- THE PROBLEM
Your task is to transcribe the records exactly, skipping every image.

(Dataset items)
──────────────────────────────

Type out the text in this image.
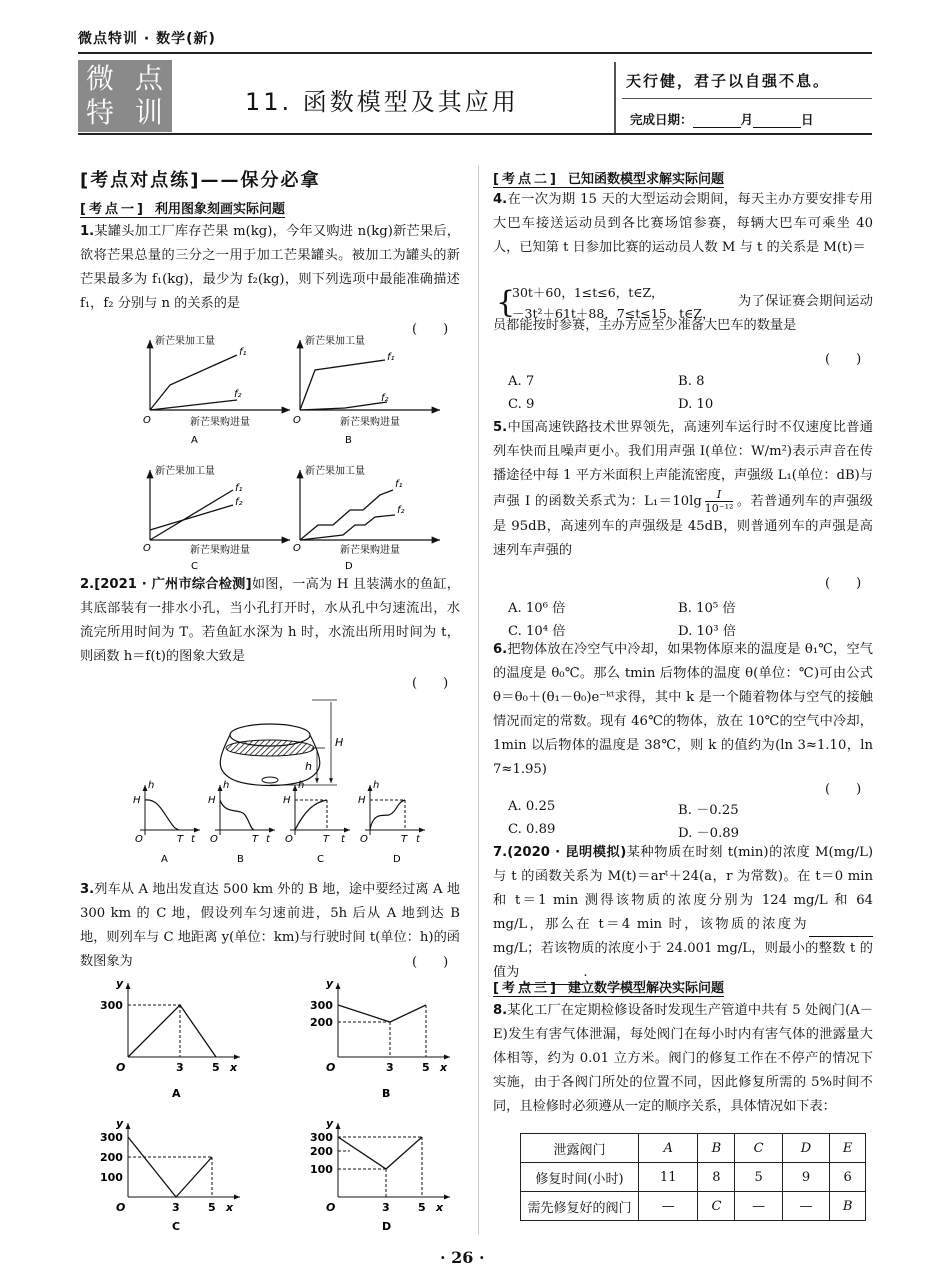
微点特训 · 数学(新)
微 点
特 训	11. 函数模型及其应用
天行健，君子以自强不息。
完成日期：	月	日
[考点对点练]——保分必拿
[考点一] 利用图象刻画实际问题
1.某罐头加工厂库存芒果 m(kg)，今年又购进 n(kg)新芒果后，欲将芒果总量的三分之一用于加工芒果罐头。被加工为罐头的新芒果最多为 f₁(kg)，最少为 f₂(kg)，则下列选项中最能准确描述 f₁，f₂ 分别与 n 的关系的是
(　　)
新芒果加工量
新芒果购进量
O
f₁
f₂
A
新芒果加工量
新芒果购进量
O
f₁
f₂
B
新芒果加工量
新芒果购进量
O
f₁
f₂
C
新芒果加工量
新芒果购进量
O
f₁
f₂
D
2.[2021 · 广州市综合检测]如图，一高为 H 且装满水的鱼缸，其底部装有一排水小孔，当小孔打开时，水从孔中匀速流出，水流完所用时间为 T。若鱼缸水深为 h 时，水流出所用时间为 t，则函数 h＝f(t)的图象大致是
(　　)
H
h
H
h
O	T t
A
H
h
O	T t
B
H
h
O	T t
C
H
h
O	T t
D
3.列车从 A 地出发直达 500 km 外的 B 地，途中要经过离 A 地 300 km 的 C 地，假设列车匀速前进，5h 后从 A 地到达 B 地，则列车与 C 地距离 y(单位：km)与行驶时间 t(单位：h)的函数图象为	(　　)
y
300
O	3	5 x
A
y
300
200
O	3	5 x
B
y
300
200
100
O	3	5 x
C
y
300
200
100
O	3	5 x
D
[考点二] 已知函数模型求解实际问题
4.在一次为期 15 天的大型运动会期间，每天主办方要安排专用大巴车接送运动员到各比赛场馆参赛，每辆大巴车可乘坐 40 人，已知第 t 日参加比赛的运动员人数 M 与 t 的关系是 M(t)＝
{
30t＋60，1≤t≤6，t∈Z，
－3t²＋61t＋88，7≤t≤15，t∈Z，
为了保证赛会期间运动员都能按时参赛，主办方应至少准备大巴车的数量是
(　　)
A. 7	B. 8
C. 9	D. 10
5.中国高速铁路技术世界领先，高速列车运行时不仅速度比普通列车快而且噪声更小。我们用声强 I(单位：W/m²)表示声音在传播途径中每 1 平方米面积上声能流密度，声强级 L₁(单位：dB)与声强 I 的函数关系式为：$L_1=10\lg \frac{I}{\text{10⁻¹²}}$ 。若普通列车的声强级是 95dB，高速列车的声强级是 45dB，则普通列车的声强是高速列车声强的
(　　)
A. 10⁶ 倍	B. 10⁵ 倍
C. 10⁴ 倍	D. 10³ 倍
6.把物体放在冷空气中冷却，如果物体原来的温度是 θ₁℃，空气的温度是 θ₀℃。那么 tmin 后物体的温度 θ(单位：℃)可由公式 θ＝θ₀＋(θ₁－θ₀)e⁻ᵏᵗ求得，其中 k 是一个随着物体与空气的接触情况而定的常数。现有 46℃的物体，放在 10℃的空气中冷却，1min 以后物体的温度是 38℃，则 k 的值约为(ln 3≈1.10，ln 7≈1.95)
(　　)
A. 0.25	B. －0.25
C. 0.89	D. －0.89
7.(2020 · 昆明模拟)某种物质在时刻 t(min)的浓度 M(mg/L)与 t 的函数关系为 M(t)＝arᵗ＋24(a，r 为常数)。在 t＝0 min 和 t＝1 min 测得该物质的浓度分别为 124 mg/L 和 64 mg/L，那么在 t＝4 min 时，该物质的浓度为mg/L；若该物质的浓度小于 24.001 mg/L，则最小的整数 t 的值为	.
[考点三] 建立数学模型解决实际问题
8.某化工厂在定期检修设备时发现生产管道中共有 5 处阀门(A－E)发生有害气体泄漏，每处阀门在每小时内有害气体的泄露量大体相等，约为 0.01 立方米。阀门的修复工作在不停产的情况下实施，由于各阀门所处的位置不同，因此修复所需的 5%时间不同，且检修时必须遵从一定的顺序关系，具体情况如下表：
泄露阀门	A	B	C	D	E
修复时间(小时)	11	8	5	9	6
需先修复好的阀门	—	C	—	—	B
· 26 ·
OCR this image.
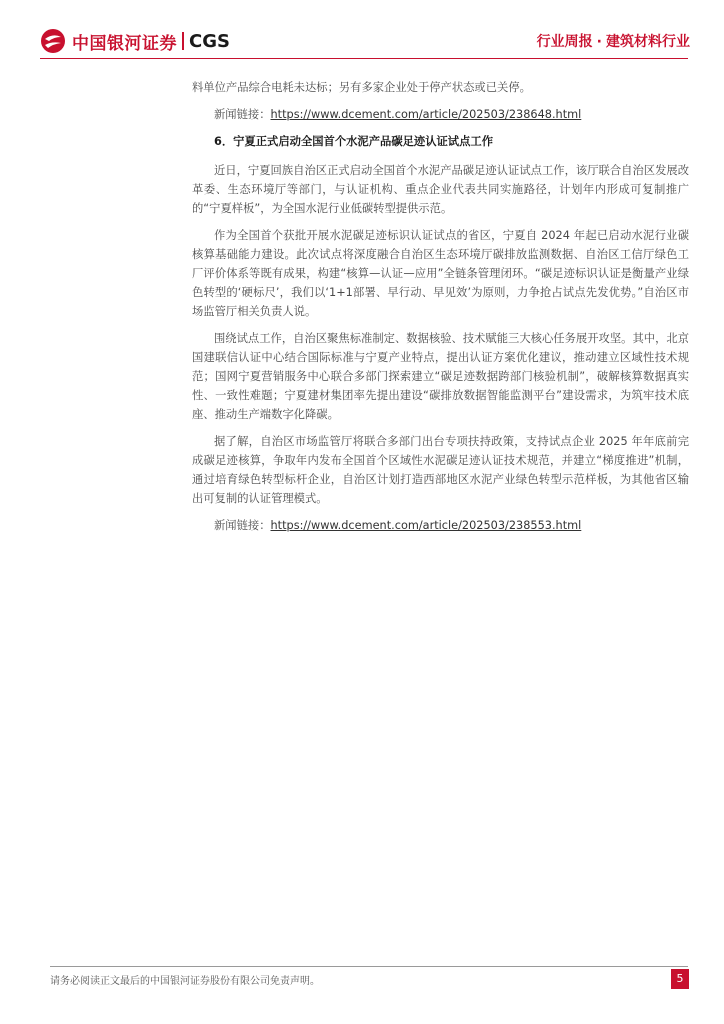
中国银河证券 CGS	行业周报 · 建筑材料行业

料单位产品综合电耗未达标；另有多家企业处于停产状态或已关停。

新闻链接：https://www.dcement.com/article/202503/238648.html

6．宁夏正式启动全国首个水泥产品碳足迹认证试点工作

近日，宁夏回族自治区正式启动全国首个水泥产品碳足迹认证试点工作，该厅联合自治区发展改革委、生态环境厅等部门，与认证机构、重点企业代表共同实施路径，计划年内形成可复制推广的“宁夏样板”，为全国水泥行业低碳转型提供示范。

作为全国首个获批开展水泥碳足迹标识认证试点的省区，宁夏自 2024 年起已启动水泥行业碳核算基础能力建设。此次试点将深度融合自治区生态环境厅碳排放监测数据、自治区工信厅绿色工厂评价体系等既有成果，构建“核算—认证—应用”全链条管理闭环。“碳足迹标识认证是衡量产业绿色转型的‘硬标尺’，我们以‘1+1部署、早行动、早见效’为原则，力争抢占试点先发优势。”自治区市场监管厅相关负责人说。

围绕试点工作，自治区聚焦标准制定、数据核验、技术赋能三大核心任务展开攻坚。其中，北京国建联信认证中心结合国际标准与宁夏产业特点，提出认证方案优化建议，推动建立区域性技术规范；国网宁夏营销服务中心联合多部门探索建立“碳足迹数据跨部门核验机制”，破解核算数据真实性、一致性难题；宁夏建材集团率先提出建设“碳排放数据智能监测平台”建设需求，为筑牢技术底座、推动生产端数字化降碳。

据了解，自治区市场监管厅将联合多部门出台专项扶持政策，支持试点企业 2025 年年底前完成碳足迹核算，争取年内发布全国首个区域性水泥碳足迹认证技术规范，并建立“梯度推进”机制，通过培育绿色转型标杆企业，自治区计划打造西部地区水泥产业绿色转型示范样板，为其他省区输出可复制的认证管理模式。

新闻链接：https://www.dcement.com/article/202503/238553.html

请务必阅读正文最后的中国银河证券股份有限公司免责声明。	5
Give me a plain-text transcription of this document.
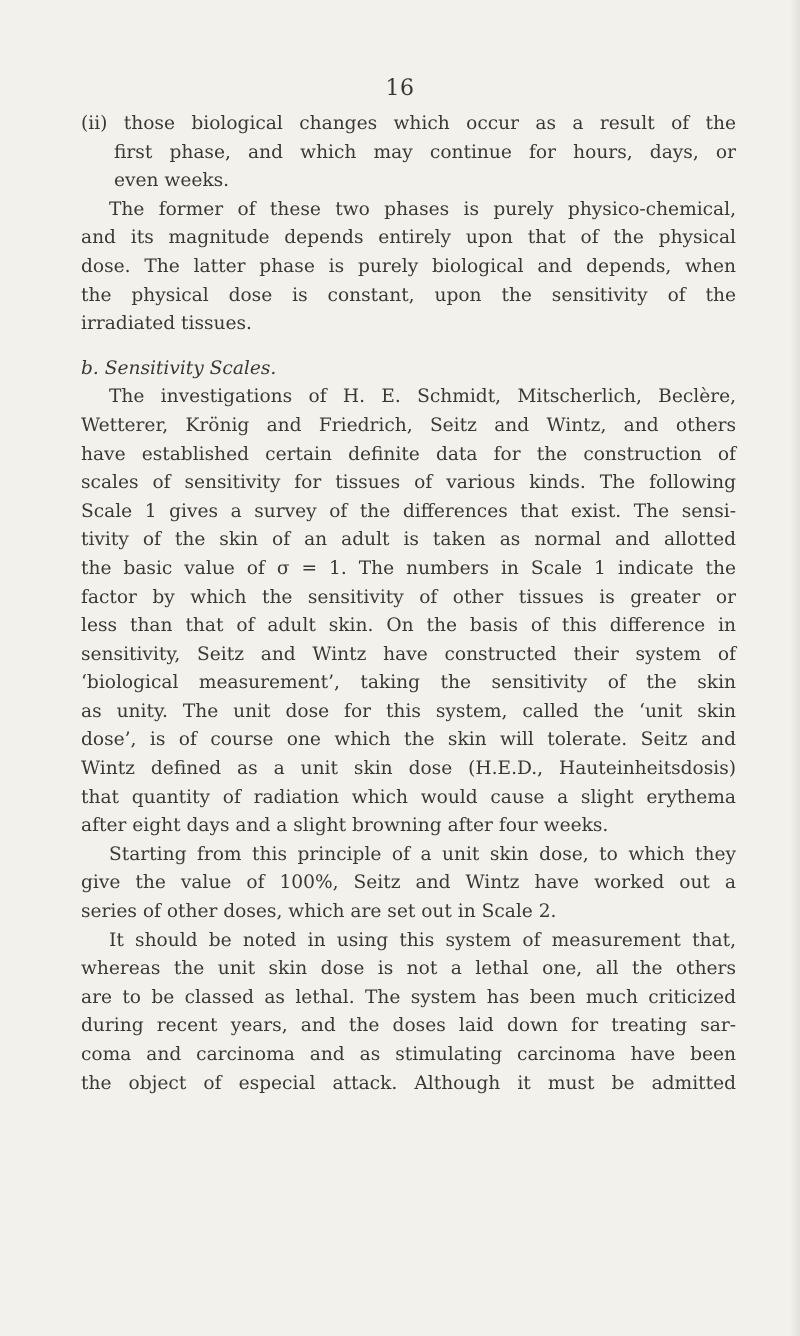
16
(ii) those biological changes which occur as a result of the
first phase, and which may continue for hours, days, or
even weeks.
The former of these two phases is purely physico-chemical,
and its magnitude depends entirely upon that of the physical
dose. The latter phase is purely biological and depends, when
the physical dose is constant, upon the sensitivity of the
irradiated tissues.
b. Sensitivity Scales.
The investigations of H. E. Schmidt, Mitscherlich, Beclère,
Wetterer, Krönig and Friedrich, Seitz and Wintz, and others
have established certain definite data for the construction of
scales of sensitivity for tissues of various kinds. The following
Scale 1 gives a survey of the differences that exist. The sensi-
tivity of the skin of an adult is taken as normal and allotted
the basic value of σ = 1. The numbers in Scale 1 indicate the
factor by which the sensitivity of other tissues is greater or
less than that of adult skin. On the basis of this difference in
sensitivity, Seitz and Wintz have constructed their system of
‘biological measurement’, taking the sensitivity of the skin
as unity. The unit dose for this system, called the ‘unit skin
dose’, is of course one which the skin will tolerate. Seitz and
Wintz defined as a unit skin dose (H.E.D., Hauteinheitsdosis)
that quantity of radiation which would cause a slight erythema
after eight days and a slight browning after four weeks.
Starting from this principle of a unit skin dose, to which they
give the value of 100%, Seitz and Wintz have worked out a
series of other doses, which are set out in Scale 2.
It should be noted in using this system of measurement that,
whereas the unit skin dose is not a lethal one, all the others
are to be classed as lethal. The system has been much criticized
during recent years, and the doses laid down for treating sar-
coma and carcinoma and as stimulating carcinoma have been
the object of especial attack. Although it must be admitted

──────────────────────────────

- CORRECT RESPONSE
Type out the text in this image.
微点特训 · 数学(新)
微 点
特 训	11. 函数模型及其应用
天行健，君子以自强不息。
完成日期：	月	日
[考点对点练]——保分必拿
[考点一] 利用图象刻画实际问题
1.某罐头加工厂库存芒果 m(kg)，今年又购进 n(kg)新芒果后，欲将芒果总量的三分之一用于加工芒果罐头。被加工为罐头的新芒果最多为 f₁(kg)，最少为 f₂(kg)，则下列选项中最能准确描述 f₁，f₂ 分别与 n 的关系的是
(　　)
新芒果加工量
新芒果购进量
O
f₁
f₂
A
新芒果加工量
新芒果购进量
O
f₁
f₂
B
新芒果加工量
新芒果购进量
O
f₁
f₂
C
新芒果加工量
新芒果购进量
O
f₁
f₂
D
2.[2021 · 广州市综合检测]如图，一高为 H 且装满水的鱼缸，其底部装有一排水小孔，当小孔打开时，水从孔中匀速流出，水流完所用时间为 T。若鱼缸水深为 h 时，水流出所用时间为 t，则函数 h＝f(t)的图象大致是
(　　)
H
h
H
h
O	T t
A
H
h
O	T t
B
H
h
O	T t
C
H
h
O	T t
D
3.列车从 A 地出发直达 500 km 外的 B 地，途中要经过离 A 地 300 km 的 C 地，假设列车匀速前进，5h 后从 A 地到达 B 地，则列车与 C 地距离 y(单位：km)与行驶时间 t(单位：h)的函数图象为	(　　)
y
300
O	3	5 x
A
y
300
200
O	3	5 x
B
y
300
200
100
O	3	5 x
C
y
300
200
100
O	3	5 x
D
[考点二] 已知函数模型求解实际问题
4.在一次为期 15 天的大型运动会期间，每天主办方要安排专用大巴车接送运动员到各比赛场馆参赛，每辆大巴车可乘坐 40 人，已知第 t 日参加比赛的运动员人数 M 与 t 的关系是 M(t)＝
{
30t＋60，1≤t≤6，t∈Z，
－3t²＋61t＋88，7≤t≤15，t∈Z，
为了保证赛会期间运动员都能按时参赛，主办方应至少准备大巴车的数量是
(　　)
A. 7	B. 8
C. 9	D. 10
5.中国高速铁路技术世界领先，高速列车运行时不仅速度比普通列车快而且噪声更小。我们用声强 I(单位：W/m²)表示声音在传播途径中每 1 平方米面积上声能流密度，声强级 L₁(单位：dB)与声强 I 的函数关系式为：$L_1=10\lg \frac{I}{\text{10⁻¹²}}$ 。若普通列车的声强级是 95dB，高速列车的声强级是 45dB，则普通列车的声强是高速列车声强的
(　　)
A. 10⁶ 倍	B. 10⁵ 倍
C. 10⁴ 倍	D. 10³ 倍
6.把物体放在冷空气中冷却，如果物体原来的温度是 θ₁℃，空气的温度是 θ₀℃。那么 tmin 后物体的温度 θ(单位：℃)可由公式 θ＝θ₀＋(θ₁－θ₀)e⁻ᵏᵗ求得，其中 k 是一个随着物体与空气的接触情况而定的常数。现有 46℃的物体，放在 10℃的空气中冷却，1min 以后物体的温度是 38℃，则 k 的值约为(ln 3≈1.10，ln 7≈1.95)
(　　)
A. 0.25	B. －0.25
C. 0.89	D. －0.89
7.(2020 · 昆明模拟)某种物质在时刻 t(min)的浓度 M(mg/L)与 t 的函数关系为 M(t)＝arᵗ＋24(a，r 为常数)。在 t＝0 min 和 t＝1 min 测得该物质的浓度分别为 124 mg/L 和 64 mg/L，那么在 t＝4 min 时，该物质的浓度为mg/L；若该物质的浓度小于 24.001 mg/L，则最小的整数 t 的值为	.
[考点三] 建立数学模型解决实际问题
8.某化工厂在定期检修设备时发现生产管道中共有 5 处阀门(A－E)发生有害气体泄漏，每处阀门在每小时内有害气体的泄露量大体相等，约为 0.01 立方米。阀门的修复工作在不停产的情况下实施，由于各阀门所处的位置不同，因此修复所需的 5%时间不同，且检修时必须遵从一定的顺序关系，具体情况如下表：
泄露阀门	A	B	C	D	E
修复时间(小时)	11	8	5	9	6
需先修复好的阀门	—	C	—	—	B
· 26 ·
OCR this image.
中国银河证券 CGS	行业周报 · 建筑材料行业

料单位产品综合电耗未达标；另有多家企业处于停产状态或已关停。

新闻链接：https://www.dcement.com/article/202503/238648.html

6．宁夏正式启动全国首个水泥产品碳足迹认证试点工作

近日，宁夏回族自治区正式启动全国首个水泥产品碳足迹认证试点工作，该厅联合自治区发展改革委、生态环境厅等部门，与认证机构、重点企业代表共同实施路径，计划年内形成可复制推广的“宁夏样板”，为全国水泥行业低碳转型提供示范。

作为全国首个获批开展水泥碳足迹标识认证试点的省区，宁夏自 2024 年起已启动水泥行业碳核算基础能力建设。此次试点将深度融合自治区生态环境厅碳排放监测数据、自治区工信厅绿色工厂评价体系等既有成果，构建“核算—认证—应用”全链条管理闭环。“碳足迹标识认证是衡量产业绿色转型的‘硬标尺’，我们以‘1+1部署、早行动、早见效’为原则，力争抢占试点先发优势。”自治区市场监管厅相关负责人说。

围绕试点工作，自治区聚焦标准制定、数据核验、技术赋能三大核心任务展开攻坚。其中，北京国建联信认证中心结合国际标准与宁夏产业特点，提出认证方案优化建议，推动建立区域性技术规范；国网宁夏营销服务中心联合多部门探索建立“碳足迹数据跨部门核验机制”，破解核算数据真实性、一致性难题；宁夏建材集团率先提出建设“碳排放数据智能监测平台”建设需求，为筑牢技术底座、推动生产端数字化降碳。

据了解，自治区市场监管厅将联合多部门出台专项扶持政策，支持试点企业 2025 年年底前完成碳足迹核算，争取年内发布全国首个区域性水泥碳足迹认证技术规范，并建立“梯度推进”机制，通过培育绿色转型标杆企业，自治区计划打造西部地区水泥产业绿色转型示范样板，为其他省区输出可复制的认证管理模式。

新闻链接：https://www.dcement.com/article/202503/238553.html

请务必阅读正文最后的中国银河证券股份有限公司免责声明。	5
Give me a plain-text transcription of this document.
16
(ii) those biological changes which occur as a result of the
first phase, and which may continue for hours, days, or
even weeks.
The former of these two phases is purely physico-chemical,
and its magnitude depends entirely upon that of the physical
dose. The latter phase is purely biological and depends, when
the physical dose is constant, upon the sensitivity of the
irradiated tissues.
b. Sensitivity Scales.
The investigations of H. E. Schmidt, Mitscherlich, Beclère,
Wetterer, Krönig and Friedrich, Seitz and Wintz, and others
have established certain definite data for the construction of
scales of sensitivity for tissues of various kinds. The following
Scale 1 gives a survey of the differences that exist. The sensi-
tivity of the skin of an adult is taken as normal and allotted
the basic value of σ = 1. The numbers in Scale 1 indicate the
factor by which the sensitivity of other tissues is greater or
less than that of adult skin. On the basis of this difference in
sensitivity, Seitz and Wintz have constructed their system of
‘biological measurement’, taking the sensitivity of the skin
as unity. The unit dose for this system, called the ‘unit skin
dose’, is of course one which the skin will tolerate. Seitz and
Wintz defined as a unit skin dose (H.E.D., Hauteinheitsdosis)
that quantity of radiation which would cause a slight erythema
after eight days and a slight browning after four weeks.
Starting from this principle of a unit skin dose, to which they
give the value of 100%, Seitz and Wintz have worked out a
series of other doses, which are set out in Scale 2.
It should be noted in using this system of measurement that,
whereas the unit skin dose is not a lethal one, all the others
are to be classed as lethal. The system has been much criticized
during recent years, and the doses laid down for treating sar-
coma and carcinoma and as stimulating carcinoma have been
the object of especial attack. Although it must be admitted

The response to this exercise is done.